■ Problem description ■
Return the entries verbatim and drop every picture.
┌──
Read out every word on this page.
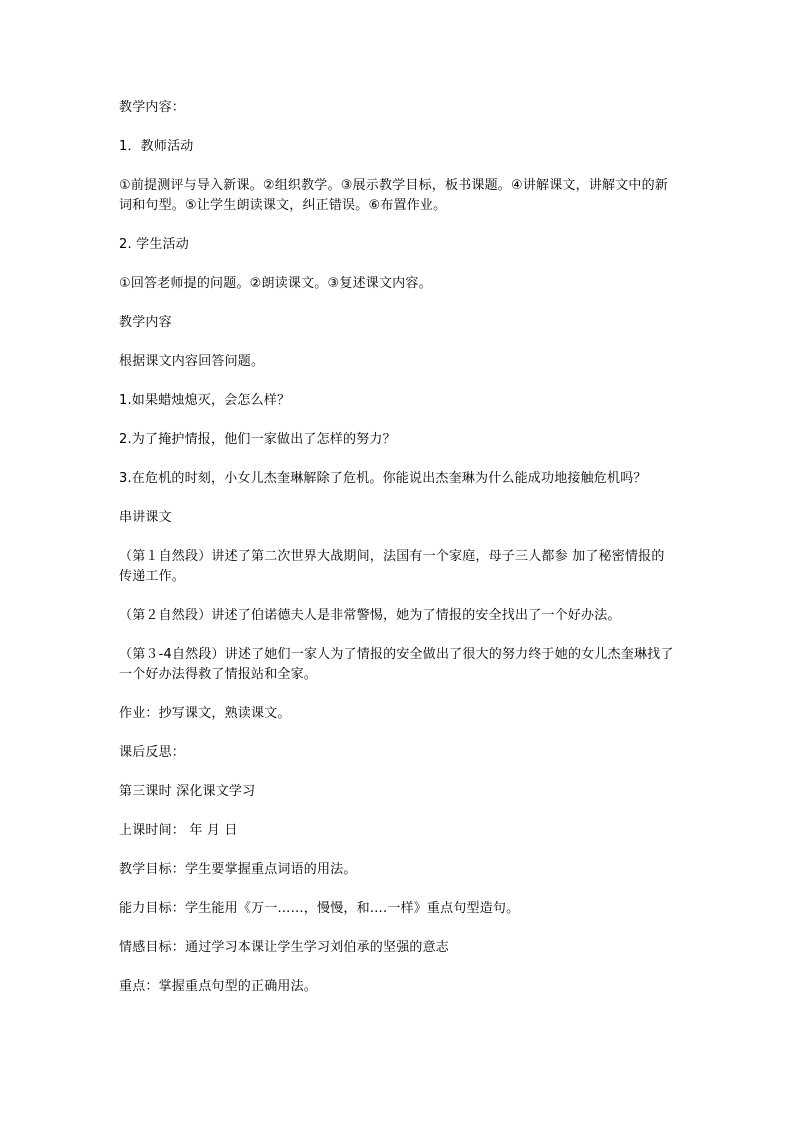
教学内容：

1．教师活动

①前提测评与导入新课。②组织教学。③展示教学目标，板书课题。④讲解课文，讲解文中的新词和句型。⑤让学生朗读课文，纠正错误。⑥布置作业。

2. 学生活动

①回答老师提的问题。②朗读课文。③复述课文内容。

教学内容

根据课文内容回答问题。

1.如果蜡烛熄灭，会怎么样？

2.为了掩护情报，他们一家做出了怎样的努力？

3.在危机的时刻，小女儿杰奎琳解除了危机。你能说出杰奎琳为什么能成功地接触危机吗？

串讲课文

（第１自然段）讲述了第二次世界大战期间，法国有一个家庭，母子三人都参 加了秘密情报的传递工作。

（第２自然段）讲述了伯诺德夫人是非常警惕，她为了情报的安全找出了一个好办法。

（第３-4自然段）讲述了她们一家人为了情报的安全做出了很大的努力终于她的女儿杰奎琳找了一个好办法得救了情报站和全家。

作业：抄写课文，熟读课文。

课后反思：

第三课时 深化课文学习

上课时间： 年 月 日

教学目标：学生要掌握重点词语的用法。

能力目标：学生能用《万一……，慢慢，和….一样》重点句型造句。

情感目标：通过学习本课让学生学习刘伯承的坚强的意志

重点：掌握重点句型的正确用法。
└──
■ Answer ■
Read out every word on this page.
教学内容：

1．教师活动

①前提测评与导入新课。②组织教学。③展示教学目标，板书课题。④讲解课文，讲解文中的新词和句型。⑤让学生朗读课文，纠正错误。⑥布置作业。

2. 学生活动

①回答老师提的问题。②朗读课文。③复述课文内容。

教学内容

根据课文内容回答问题。

1.如果蜡烛熄灭，会怎么样？

2.为了掩护情报，他们一家做出了怎样的努力？

3.在危机的时刻，小女儿杰奎琳解除了危机。你能说出杰奎琳为什么能成功地接触危机吗？

串讲课文

（第１自然段）讲述了第二次世界大战期间，法国有一个家庭，母子三人都参 加了秘密情报的传递工作。

（第２自然段）讲述了伯诺德夫人是非常警惕，她为了情报的安全找出了一个好办法。

（第３-4自然段）讲述了她们一家人为了情报的安全做出了很大的努力终于她的女儿杰奎琳找了一个好办法得救了情报站和全家。

作业：抄写课文，熟读课文。

课后反思：

第三课时 深化课文学习

上课时间： 年 月 日

教学目标：学生要掌握重点词语的用法。

能力目标：学生能用《万一……，慢慢，和….一样》重点句型造句。

情感目标：通过学习本课让学生学习刘伯承的坚强的意志

重点：掌握重点句型的正确用法。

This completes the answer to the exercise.